— Goal —
The listing below is to be output in its exact form.

** Begin Extracted information **

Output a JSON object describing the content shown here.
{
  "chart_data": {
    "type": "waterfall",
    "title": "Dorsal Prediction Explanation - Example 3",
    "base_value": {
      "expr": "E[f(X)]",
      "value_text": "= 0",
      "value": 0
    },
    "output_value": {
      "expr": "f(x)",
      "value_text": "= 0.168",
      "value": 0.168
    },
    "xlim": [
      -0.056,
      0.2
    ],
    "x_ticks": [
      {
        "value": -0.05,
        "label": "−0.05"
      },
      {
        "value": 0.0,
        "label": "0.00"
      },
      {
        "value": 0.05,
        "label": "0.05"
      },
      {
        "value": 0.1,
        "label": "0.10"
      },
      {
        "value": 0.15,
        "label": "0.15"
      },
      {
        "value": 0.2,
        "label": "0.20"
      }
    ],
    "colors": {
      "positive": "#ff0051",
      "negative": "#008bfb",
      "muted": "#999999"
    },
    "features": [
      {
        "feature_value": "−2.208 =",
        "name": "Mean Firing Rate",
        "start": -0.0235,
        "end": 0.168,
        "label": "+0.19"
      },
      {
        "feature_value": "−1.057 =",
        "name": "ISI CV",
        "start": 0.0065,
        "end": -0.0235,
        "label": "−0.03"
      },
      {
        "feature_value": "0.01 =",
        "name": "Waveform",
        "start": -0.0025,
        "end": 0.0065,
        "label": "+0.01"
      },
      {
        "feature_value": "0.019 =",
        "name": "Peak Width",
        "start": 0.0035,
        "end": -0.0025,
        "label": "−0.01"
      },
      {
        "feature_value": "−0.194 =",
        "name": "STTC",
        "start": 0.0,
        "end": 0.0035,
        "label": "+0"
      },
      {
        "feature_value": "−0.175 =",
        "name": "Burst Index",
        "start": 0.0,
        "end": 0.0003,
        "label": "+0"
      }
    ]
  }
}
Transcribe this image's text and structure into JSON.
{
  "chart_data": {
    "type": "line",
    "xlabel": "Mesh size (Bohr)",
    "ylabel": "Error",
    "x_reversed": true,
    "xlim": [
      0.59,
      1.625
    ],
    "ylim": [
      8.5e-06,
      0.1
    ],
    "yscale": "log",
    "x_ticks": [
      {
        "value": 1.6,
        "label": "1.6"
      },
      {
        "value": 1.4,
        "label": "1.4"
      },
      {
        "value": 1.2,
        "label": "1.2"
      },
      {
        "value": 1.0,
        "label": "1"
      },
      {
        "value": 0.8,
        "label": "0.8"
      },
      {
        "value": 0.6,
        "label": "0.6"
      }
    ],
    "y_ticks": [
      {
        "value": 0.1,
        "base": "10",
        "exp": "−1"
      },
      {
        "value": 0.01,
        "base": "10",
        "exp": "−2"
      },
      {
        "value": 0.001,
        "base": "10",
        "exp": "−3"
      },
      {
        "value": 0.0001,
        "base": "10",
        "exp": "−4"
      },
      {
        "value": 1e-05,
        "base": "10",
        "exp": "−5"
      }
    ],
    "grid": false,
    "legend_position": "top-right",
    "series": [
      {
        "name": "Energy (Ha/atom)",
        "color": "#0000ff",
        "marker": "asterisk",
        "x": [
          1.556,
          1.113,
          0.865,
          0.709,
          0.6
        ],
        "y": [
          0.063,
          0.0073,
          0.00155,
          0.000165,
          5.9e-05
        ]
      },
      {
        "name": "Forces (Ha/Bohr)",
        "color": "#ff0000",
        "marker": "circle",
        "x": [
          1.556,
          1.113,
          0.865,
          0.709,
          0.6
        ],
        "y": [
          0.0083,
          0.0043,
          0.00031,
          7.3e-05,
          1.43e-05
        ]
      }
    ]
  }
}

** End Extracted information **

— Finished answer —
Output a JSON object describing the content shown here.
{
  "chart_data": {
    "type": "waterfall",
    "title": "Dorsal Prediction Explanation - Example 3",
    "base_value": {
      "expr": "E[f(X)]",
      "value_text": "= 0",
      "value": 0
    },
    "output_value": {
      "expr": "f(x)",
      "value_text": "= 0.168",
      "value": 0.168
    },
    "xlim": [
      -0.056,
      0.2
    ],
    "x_ticks": [
      {
        "value": -0.05,
        "label": "−0.05"
      },
      {
        "value": 0.0,
        "label": "0.00"
      },
      {
        "value": 0.05,
        "label": "0.05"
      },
      {
        "value": 0.1,
        "label": "0.10"
      },
      {
        "value": 0.15,
        "label": "0.15"
      },
      {
        "value": 0.2,
        "label": "0.20"
      }
    ],
    "colors": {
      "positive": "#ff0051",
      "negative": "#008bfb",
      "muted": "#999999"
    },
    "features": [
      {
        "feature_value": "−2.208 =",
        "name": "Mean Firing Rate",
        "start": -0.0235,
        "end": 0.168,
        "label": "+0.19"
      },
      {
        "feature_value": "−1.057 =",
        "name": "ISI CV",
        "start": 0.0065,
        "end": -0.0235,
        "label": "−0.03"
      },
      {
        "feature_value": "0.01 =",
        "name": "Waveform",
        "start": -0.0025,
        "end": 0.0065,
        "label": "+0.01"
      },
      {
        "feature_value": "0.019 =",
        "name": "Peak Width",
        "start": 0.0035,
        "end": -0.0025,
        "label": "−0.01"
      },
      {
        "feature_value": "−0.194 =",
        "name": "STTC",
        "start": 0.0,
        "end": 0.0035,
        "label": "+0"
      },
      {
        "feature_value": "−0.175 =",
        "name": "Burst Index",
        "start": 0.0,
        "end": 0.0003,
        "label": "+0"
      }
    ]
  }
}
Transcribe this image's text and structure into JSON.
{
  "chart_data": {
    "type": "line",
    "xlabel": "Mesh size (Bohr)",
    "ylabel": "Error",
    "x_reversed": true,
    "xlim": [
      0.59,
      1.625
    ],
    "ylim": [
      8.5e-06,
      0.1
    ],
    "yscale": "log",
    "x_ticks": [
      {
        "value": 1.6,
        "label": "1.6"
      },
      {
        "value": 1.4,
        "label": "1.4"
      },
      {
        "value": 1.2,
        "label": "1.2"
      },
      {
        "value": 1.0,
        "label": "1"
      },
      {
        "value": 0.8,
        "label": "0.8"
      },
      {
        "value": 0.6,
        "label": "0.6"
      }
    ],
    "y_ticks": [
      {
        "value": 0.1,
        "base": "10",
        "exp": "−1"
      },
      {
        "value": 0.01,
        "base": "10",
        "exp": "−2"
      },
      {
        "value": 0.001,
        "base": "10",
        "exp": "−3"
      },
      {
        "value": 0.0001,
        "base": "10",
        "exp": "−4"
      },
      {
        "value": 1e-05,
        "base": "10",
        "exp": "−5"
      }
    ],
    "grid": false,
    "legend_position": "top-right",
    "series": [
      {
        "name": "Energy (Ha/atom)",
        "color": "#0000ff",
        "marker": "asterisk",
        "x": [
          1.556,
          1.113,
          0.865,
          0.709,
          0.6
        ],
        "y": [
          0.063,
          0.0073,
          0.00155,
          0.000165,
          5.9e-05
        ]
      },
      {
        "name": "Forces (Ha/Bohr)",
        "color": "#ff0000",
        "marker": "circle",
        "x": [
          1.556,
          1.113,
          0.865,
          0.709,
          0.6
        ],
        "y": [
          0.0083,
          0.0043,
          0.00031,
          7.3e-05,
          1.43e-05
        ]
      }
    ]
  }
}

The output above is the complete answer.